Aim of the task: Give every line of the data again, unchanged, but with no pictures.

Data provided:
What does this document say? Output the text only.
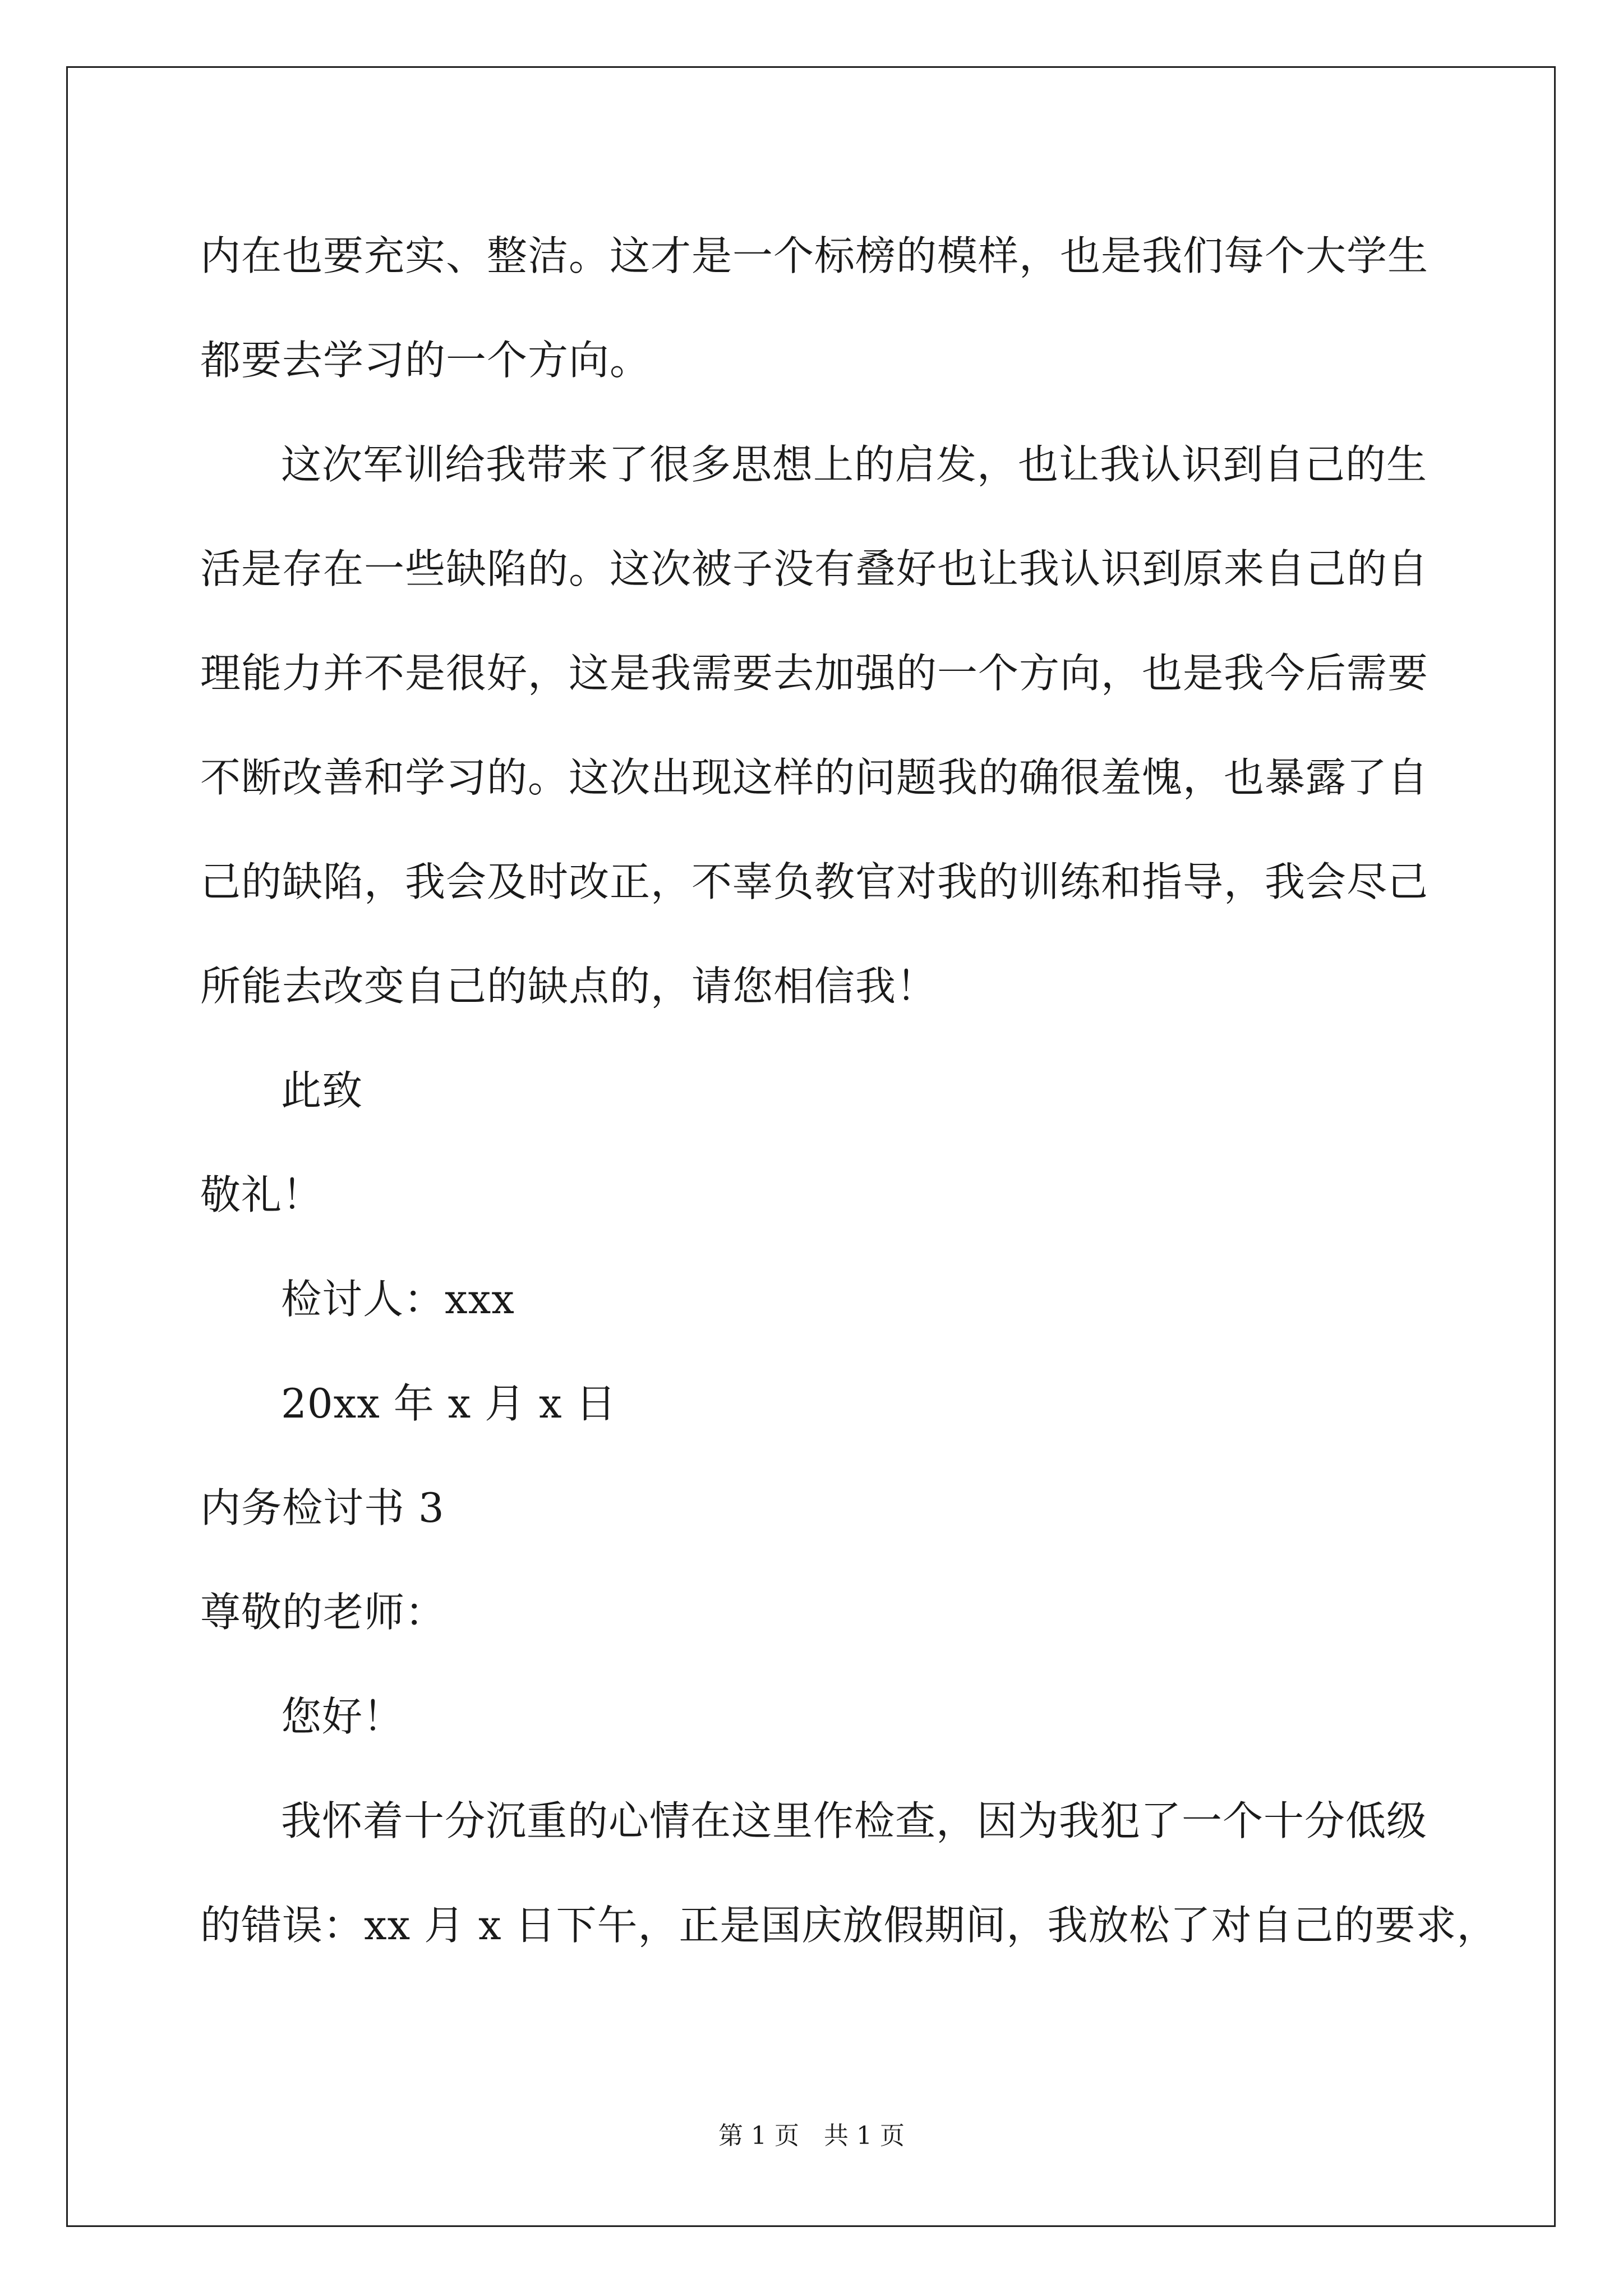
内在也要充实、整洁。这才是一个标榜的模样，也是我们每个大学生
都要去学习的一个方向。
这次军训给我带来了很多思想上的启发，也让我认识到自己的生
活是存在一些缺陷的。这次被子没有叠好也让我认识到原来自己的自
理能力并不是很好，这是我需要去加强的一个方向，也是我今后需要
不断改善和学习的。这次出现这样的问题我的确很羞愧，也暴露了自
己的缺陷，我会及时改正，不辜负教官对我的训练和指导，我会尽己
所能去改变自己的缺点的，请您相信我！
此致
敬礼！
检讨人：xxx
20xx 年 x 月 x 日
内务检讨书 3
尊敬的老师：
您好！
我怀着十分沉重的心情在这里作检查，因为我犯了一个十分低级
的错误：xx 月 x 日下午，正是国庆放假期间，我放松了对自己的要求，
第 1 页　共 1 页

Exercise result:
What does this document say? Output the text only.
内在也要充实、整洁。这才是一个标榜的模样，也是我们每个大学生
都要去学习的一个方向。
这次军训给我带来了很多思想上的启发，也让我认识到自己的生
活是存在一些缺陷的。这次被子没有叠好也让我认识到原来自己的自
理能力并不是很好，这是我需要去加强的一个方向，也是我今后需要
不断改善和学习的。这次出现这样的问题我的确很羞愧，也暴露了自
己的缺陷，我会及时改正，不辜负教官对我的训练和指导，我会尽己
所能去改变自己的缺点的，请您相信我！
此致
敬礼！
检讨人：xxx
20xx 年 x 月 x 日
内务检讨书 3
尊敬的老师：
您好！
我怀着十分沉重的心情在这里作检查，因为我犯了一个十分低级
的错误：xx 月 x 日下午，正是国庆放假期间，我放松了对自己的要求，
第 1 页　共 1 页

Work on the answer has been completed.